**The exercise**. Give an exact copy of every line, leaving images out.

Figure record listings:
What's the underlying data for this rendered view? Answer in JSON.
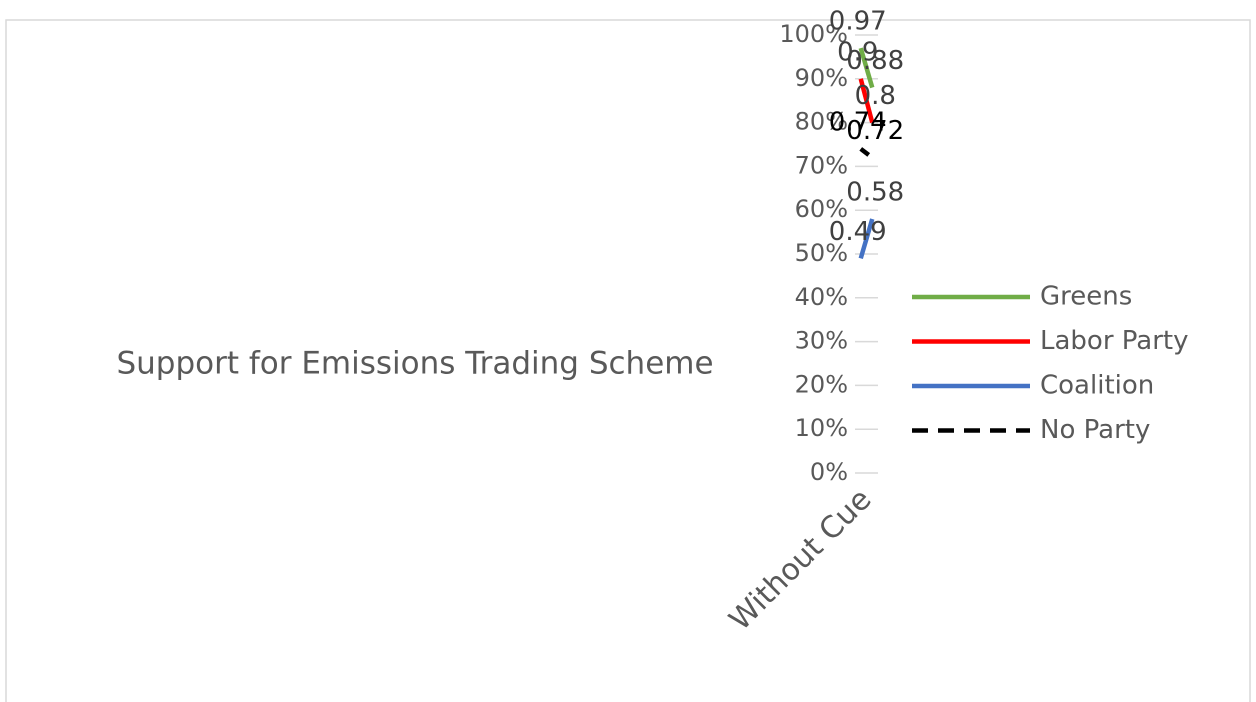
{
  "chart_data": {
    "type": "line",
    "title": "Support for Emissions Trading Scheme",
    "categories": [
      "Without Cue",
      null
    ],
    "series": [
      {
        "name": "Greens",
        "color": "#70ad47",
        "values": [
          0.97,
          0.88
        ]
      },
      {
        "name": "Labor Party",
        "color": "#ff0000",
        "values": [
          0.9,
          0.8
        ]
      },
      {
        "name": "Coalition",
        "color": "#4472c4",
        "values": [
          0.49,
          0.58
        ]
      },
      {
        "name": "No Party",
        "color": "#000000",
        "dashed": true,
        "values": [
          0.74,
          0.72
        ]
      }
    ],
    "ylim": [
      0,
      1
    ],
    "yticks": [
      {
        "value": 0,
        "label": "0%"
      },
      {
        "value": 0.1,
        "label": "10%"
      },
      {
        "value": 0.2,
        "label": "20%"
      },
      {
        "value": 0.3,
        "label": "30%"
      },
      {
        "value": 0.4,
        "label": "40%"
      },
      {
        "value": 0.5,
        "label": "50%"
      },
      {
        "value": 0.6,
        "label": "60%"
      },
      {
        "value": 0.7,
        "label": "70%"
      },
      {
        "value": 0.8,
        "label": "80%"
      },
      {
        "value": 0.9,
        "label": "90%"
      },
      {
        "value": 1,
        "label": "100%"
      }
    ],
    "grid": true,
    "legend": "right"
  }
}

**Written reply**.
What's the underlying data for this rendered view? Answer in JSON.
{
  "chart_data": {
    "type": "line",
    "title": "Support for Emissions Trading Scheme",
    "categories": [
      "Without Cue",
      null
    ],
    "series": [
      {
        "name": "Greens",
        "color": "#70ad47",
        "values": [
          0.97,
          0.88
        ]
      },
      {
        "name": "Labor Party",
        "color": "#ff0000",
        "values": [
          0.9,
          0.8
        ]
      },
      {
        "name": "Coalition",
        "color": "#4472c4",
        "values": [
          0.49,
          0.58
        ]
      },
      {
        "name": "No Party",
        "color": "#000000",
        "dashed": true,
        "values": [
          0.74,
          0.72
        ]
      }
    ],
    "ylim": [
      0,
      1
    ],
    "yticks": [
      {
        "value": 0,
        "label": "0%"
      },
      {
        "value": 0.1,
        "label": "10%"
      },
      {
        "value": 0.2,
        "label": "20%"
      },
      {
        "value": 0.3,
        "label": "30%"
      },
      {
        "value": 0.4,
        "label": "40%"
      },
      {
        "value": 0.5,
        "label": "50%"
      },
      {
        "value": 0.6,
        "label": "60%"
      },
      {
        "value": 0.7,
        "label": "70%"
      },
      {
        "value": 0.8,
        "label": "80%"
      },
      {
        "value": 0.9,
        "label": "90%"
      },
      {
        "value": 1,
        "label": "100%"
      }
    ],
    "grid": true,
    "legend": "right"
  }
}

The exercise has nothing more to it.